DIRECTIONS -> Give a verbatim quotation of every record.

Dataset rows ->

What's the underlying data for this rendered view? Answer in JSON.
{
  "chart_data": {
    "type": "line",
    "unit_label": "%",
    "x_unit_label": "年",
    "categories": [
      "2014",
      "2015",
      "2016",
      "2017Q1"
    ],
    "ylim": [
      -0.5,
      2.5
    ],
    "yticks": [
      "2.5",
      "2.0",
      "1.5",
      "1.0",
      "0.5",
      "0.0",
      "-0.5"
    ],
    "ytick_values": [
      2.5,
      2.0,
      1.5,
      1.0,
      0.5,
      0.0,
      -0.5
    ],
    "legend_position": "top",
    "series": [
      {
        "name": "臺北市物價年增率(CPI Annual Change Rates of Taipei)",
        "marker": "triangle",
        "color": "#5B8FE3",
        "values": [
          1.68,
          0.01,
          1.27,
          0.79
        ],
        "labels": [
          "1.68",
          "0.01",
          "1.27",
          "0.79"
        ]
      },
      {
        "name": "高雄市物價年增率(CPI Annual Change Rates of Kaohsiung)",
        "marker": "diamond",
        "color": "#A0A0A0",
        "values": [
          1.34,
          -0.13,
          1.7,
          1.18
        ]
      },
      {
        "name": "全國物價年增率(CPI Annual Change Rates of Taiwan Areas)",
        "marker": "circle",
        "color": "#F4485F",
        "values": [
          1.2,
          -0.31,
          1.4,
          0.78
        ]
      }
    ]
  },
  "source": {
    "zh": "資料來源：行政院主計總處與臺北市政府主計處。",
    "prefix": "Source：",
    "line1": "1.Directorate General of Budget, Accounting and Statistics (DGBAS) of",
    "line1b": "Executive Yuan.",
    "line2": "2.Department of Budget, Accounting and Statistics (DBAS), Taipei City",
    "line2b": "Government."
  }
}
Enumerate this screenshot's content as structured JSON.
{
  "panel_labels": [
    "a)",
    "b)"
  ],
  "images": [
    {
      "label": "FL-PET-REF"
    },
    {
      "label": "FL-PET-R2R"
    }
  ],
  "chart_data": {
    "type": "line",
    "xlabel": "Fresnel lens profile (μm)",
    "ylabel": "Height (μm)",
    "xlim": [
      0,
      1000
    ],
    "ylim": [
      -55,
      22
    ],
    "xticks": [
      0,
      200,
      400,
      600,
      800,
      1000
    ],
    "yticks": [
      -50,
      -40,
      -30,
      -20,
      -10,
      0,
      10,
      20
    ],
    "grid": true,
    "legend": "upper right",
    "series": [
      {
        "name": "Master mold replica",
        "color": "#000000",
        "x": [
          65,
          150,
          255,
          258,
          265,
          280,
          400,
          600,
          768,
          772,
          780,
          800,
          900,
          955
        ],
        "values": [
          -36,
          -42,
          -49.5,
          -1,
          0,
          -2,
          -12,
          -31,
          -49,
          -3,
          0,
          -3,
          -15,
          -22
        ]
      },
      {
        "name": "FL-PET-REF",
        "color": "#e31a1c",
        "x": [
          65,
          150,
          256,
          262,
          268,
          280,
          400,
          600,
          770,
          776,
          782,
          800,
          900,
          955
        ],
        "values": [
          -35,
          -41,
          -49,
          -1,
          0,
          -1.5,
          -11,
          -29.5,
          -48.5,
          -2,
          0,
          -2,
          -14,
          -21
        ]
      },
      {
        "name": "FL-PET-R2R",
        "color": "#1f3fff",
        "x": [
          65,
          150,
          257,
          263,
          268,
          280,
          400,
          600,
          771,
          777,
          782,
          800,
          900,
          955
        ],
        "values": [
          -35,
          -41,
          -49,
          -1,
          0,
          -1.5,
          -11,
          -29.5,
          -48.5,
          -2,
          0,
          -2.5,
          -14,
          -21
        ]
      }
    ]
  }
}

EXERCISE ANSWER ->
What's the underlying data for this rendered view? Answer in JSON.
{
  "chart_data": {
    "type": "line",
    "unit_label": "%",
    "x_unit_label": "年",
    "categories": [
      "2014",
      "2015",
      "2016",
      "2017Q1"
    ],
    "ylim": [
      -0.5,
      2.5
    ],
    "yticks": [
      "2.5",
      "2.0",
      "1.5",
      "1.0",
      "0.5",
      "0.0",
      "-0.5"
    ],
    "ytick_values": [
      2.5,
      2.0,
      1.5,
      1.0,
      0.5,
      0.0,
      -0.5
    ],
    "legend_position": "top",
    "series": [
      {
        "name": "臺北市物價年增率(CPI Annual Change Rates of Taipei)",
        "marker": "triangle",
        "color": "#5B8FE3",
        "values": [
          1.68,
          0.01,
          1.27,
          0.79
        ],
        "labels": [
          "1.68",
          "0.01",
          "1.27",
          "0.79"
        ]
      },
      {
        "name": "高雄市物價年增率(CPI Annual Change Rates of Kaohsiung)",
        "marker": "diamond",
        "color": "#A0A0A0",
        "values": [
          1.34,
          -0.13,
          1.7,
          1.18
        ]
      },
      {
        "name": "全國物價年增率(CPI Annual Change Rates of Taiwan Areas)",
        "marker": "circle",
        "color": "#F4485F",
        "values": [
          1.2,
          -0.31,
          1.4,
          0.78
        ]
      }
    ]
  },
  "source": {
    "zh": "資料來源：行政院主計總處與臺北市政府主計處。",
    "prefix": "Source：",
    "line1": "1.Directorate General of Budget, Accounting and Statistics (DGBAS) of",
    "line1b": "Executive Yuan.",
    "line2": "2.Department of Budget, Accounting and Statistics (DBAS), Taipei City",
    "line2b": "Government."
  }
}
Enumerate this screenshot's content as structured JSON.
{
  "panel_labels": [
    "a)",
    "b)"
  ],
  "images": [
    {
      "label": "FL-PET-REF"
    },
    {
      "label": "FL-PET-R2R"
    }
  ],
  "chart_data": {
    "type": "line",
    "xlabel": "Fresnel lens profile (μm)",
    "ylabel": "Height (μm)",
    "xlim": [
      0,
      1000
    ],
    "ylim": [
      -55,
      22
    ],
    "xticks": [
      0,
      200,
      400,
      600,
      800,
      1000
    ],
    "yticks": [
      -50,
      -40,
      -30,
      -20,
      -10,
      0,
      10,
      20
    ],
    "grid": true,
    "legend": "upper right",
    "series": [
      {
        "name": "Master mold replica",
        "color": "#000000",
        "x": [
          65,
          150,
          255,
          258,
          265,
          280,
          400,
          600,
          768,
          772,
          780,
          800,
          900,
          955
        ],
        "values": [
          -36,
          -42,
          -49.5,
          -1,
          0,
          -2,
          -12,
          -31,
          -49,
          -3,
          0,
          -3,
          -15,
          -22
        ]
      },
      {
        "name": "FL-PET-REF",
        "color": "#e31a1c",
        "x": [
          65,
          150,
          256,
          262,
          268,
          280,
          400,
          600,
          770,
          776,
          782,
          800,
          900,
          955
        ],
        "values": [
          -35,
          -41,
          -49,
          -1,
          0,
          -1.5,
          -11,
          -29.5,
          -48.5,
          -2,
          0,
          -2,
          -14,
          -21
        ]
      },
      {
        "name": "FL-PET-R2R",
        "color": "#1f3fff",
        "x": [
          65,
          150,
          257,
          263,
          268,
          280,
          400,
          600,
          771,
          777,
          782,
          800,
          900,
          955
        ],
        "values": [
          -35,
          -41,
          -49,
          -1,
          0,
          -1.5,
          -11,
          -29.5,
          -48.5,
          -2,
          0,
          -2.5,
          -14,
          -21
        ]
      }
    ]
  }
}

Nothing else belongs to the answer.